Examine the entries and show every line in which the word "Περιήγηση" is found.

▽

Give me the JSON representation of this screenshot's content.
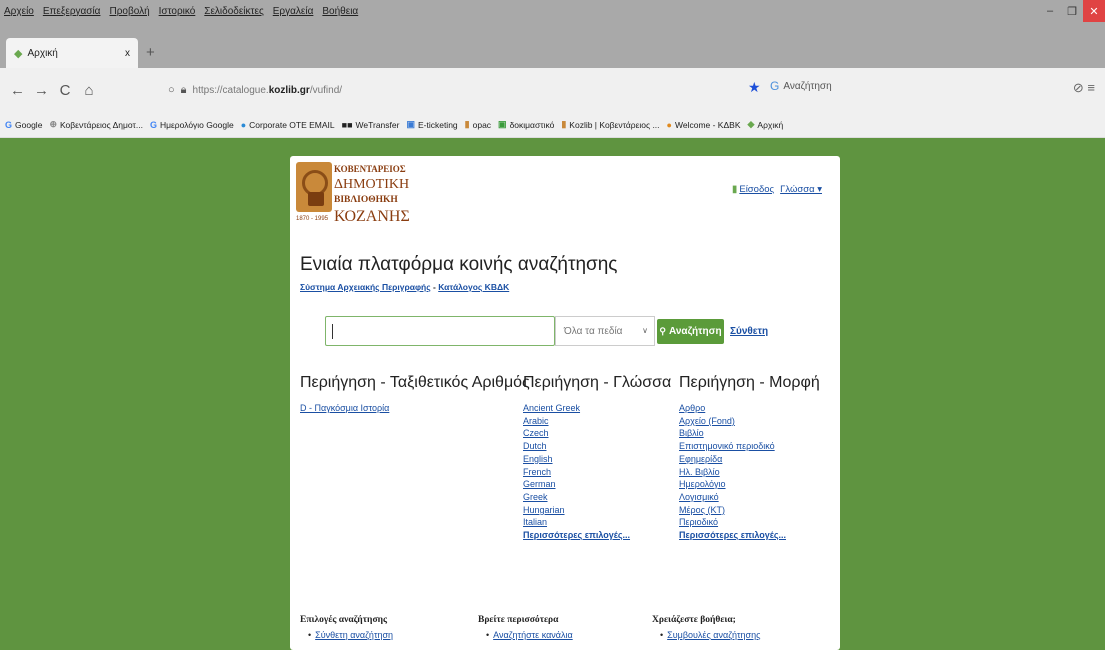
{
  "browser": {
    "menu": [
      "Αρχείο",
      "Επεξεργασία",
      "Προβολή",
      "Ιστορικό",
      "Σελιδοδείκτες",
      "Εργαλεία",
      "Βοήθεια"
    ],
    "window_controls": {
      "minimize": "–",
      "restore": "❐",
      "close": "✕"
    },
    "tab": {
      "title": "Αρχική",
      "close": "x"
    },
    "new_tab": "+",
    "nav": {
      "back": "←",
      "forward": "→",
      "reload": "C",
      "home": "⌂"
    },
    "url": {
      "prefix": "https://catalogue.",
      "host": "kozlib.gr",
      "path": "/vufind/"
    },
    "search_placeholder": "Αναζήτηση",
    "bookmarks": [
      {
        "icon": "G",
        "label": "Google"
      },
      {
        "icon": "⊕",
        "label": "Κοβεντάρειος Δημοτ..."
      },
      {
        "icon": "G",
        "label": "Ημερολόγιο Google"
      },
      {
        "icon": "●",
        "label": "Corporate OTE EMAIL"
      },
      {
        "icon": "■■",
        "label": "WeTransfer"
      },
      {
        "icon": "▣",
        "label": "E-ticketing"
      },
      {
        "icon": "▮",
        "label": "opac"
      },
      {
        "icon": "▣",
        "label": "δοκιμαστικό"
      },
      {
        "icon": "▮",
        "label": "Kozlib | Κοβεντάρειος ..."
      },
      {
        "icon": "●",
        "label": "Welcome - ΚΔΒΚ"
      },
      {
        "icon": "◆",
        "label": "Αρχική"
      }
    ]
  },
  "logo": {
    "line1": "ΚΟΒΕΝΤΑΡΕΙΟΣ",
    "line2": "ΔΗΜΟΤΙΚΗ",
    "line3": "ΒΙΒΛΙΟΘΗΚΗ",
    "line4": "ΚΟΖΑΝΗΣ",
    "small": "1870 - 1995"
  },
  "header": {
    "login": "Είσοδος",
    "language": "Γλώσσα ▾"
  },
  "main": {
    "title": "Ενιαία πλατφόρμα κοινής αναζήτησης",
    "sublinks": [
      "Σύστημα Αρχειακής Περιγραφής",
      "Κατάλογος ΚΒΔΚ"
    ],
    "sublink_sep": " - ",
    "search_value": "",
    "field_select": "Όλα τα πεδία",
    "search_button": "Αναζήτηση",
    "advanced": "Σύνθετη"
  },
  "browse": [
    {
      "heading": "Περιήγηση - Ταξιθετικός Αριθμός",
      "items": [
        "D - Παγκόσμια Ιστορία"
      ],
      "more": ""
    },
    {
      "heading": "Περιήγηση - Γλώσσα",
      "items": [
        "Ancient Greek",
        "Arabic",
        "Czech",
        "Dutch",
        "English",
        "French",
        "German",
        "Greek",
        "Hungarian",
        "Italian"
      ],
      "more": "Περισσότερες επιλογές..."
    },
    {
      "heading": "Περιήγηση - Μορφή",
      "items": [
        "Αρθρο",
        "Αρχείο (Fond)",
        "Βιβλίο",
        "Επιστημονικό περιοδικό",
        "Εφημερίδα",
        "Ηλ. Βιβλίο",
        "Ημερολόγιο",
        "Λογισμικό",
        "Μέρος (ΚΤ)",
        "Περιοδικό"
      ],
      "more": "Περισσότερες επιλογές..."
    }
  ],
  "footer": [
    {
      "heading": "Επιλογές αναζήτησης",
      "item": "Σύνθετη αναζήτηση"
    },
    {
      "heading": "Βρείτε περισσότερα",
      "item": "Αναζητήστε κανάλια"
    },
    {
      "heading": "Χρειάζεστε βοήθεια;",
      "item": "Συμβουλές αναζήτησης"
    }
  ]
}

△
▽

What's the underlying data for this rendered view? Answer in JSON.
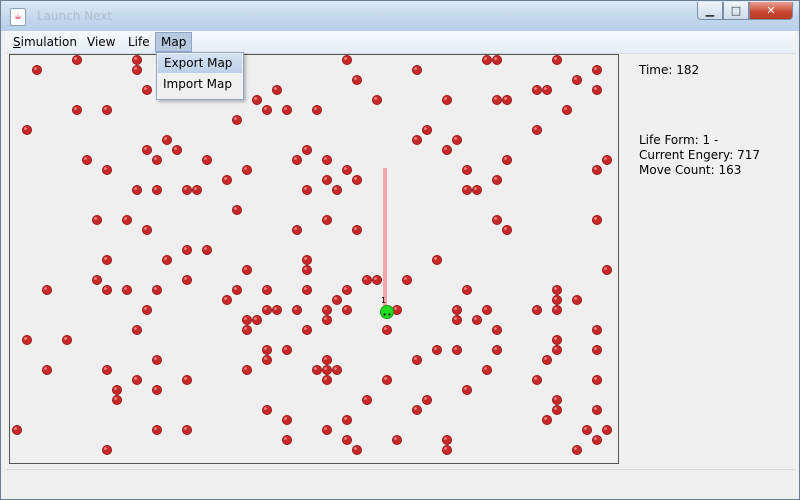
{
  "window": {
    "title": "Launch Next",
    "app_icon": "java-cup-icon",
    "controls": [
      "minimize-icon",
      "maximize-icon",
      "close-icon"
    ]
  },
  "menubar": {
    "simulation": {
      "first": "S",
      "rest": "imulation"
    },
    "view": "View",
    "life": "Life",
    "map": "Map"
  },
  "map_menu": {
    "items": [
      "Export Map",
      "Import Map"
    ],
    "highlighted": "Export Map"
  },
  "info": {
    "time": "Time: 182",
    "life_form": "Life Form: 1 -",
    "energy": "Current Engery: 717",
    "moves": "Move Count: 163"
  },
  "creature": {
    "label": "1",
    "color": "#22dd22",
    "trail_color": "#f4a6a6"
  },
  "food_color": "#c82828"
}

△

Exercise result -
      "heading": "Περιήγηση - Ταξιθετικός Αριθμός",
      "heading": "Περιήγηση - Γλώσσα",
      "heading": "Περιήγηση - Μορφή",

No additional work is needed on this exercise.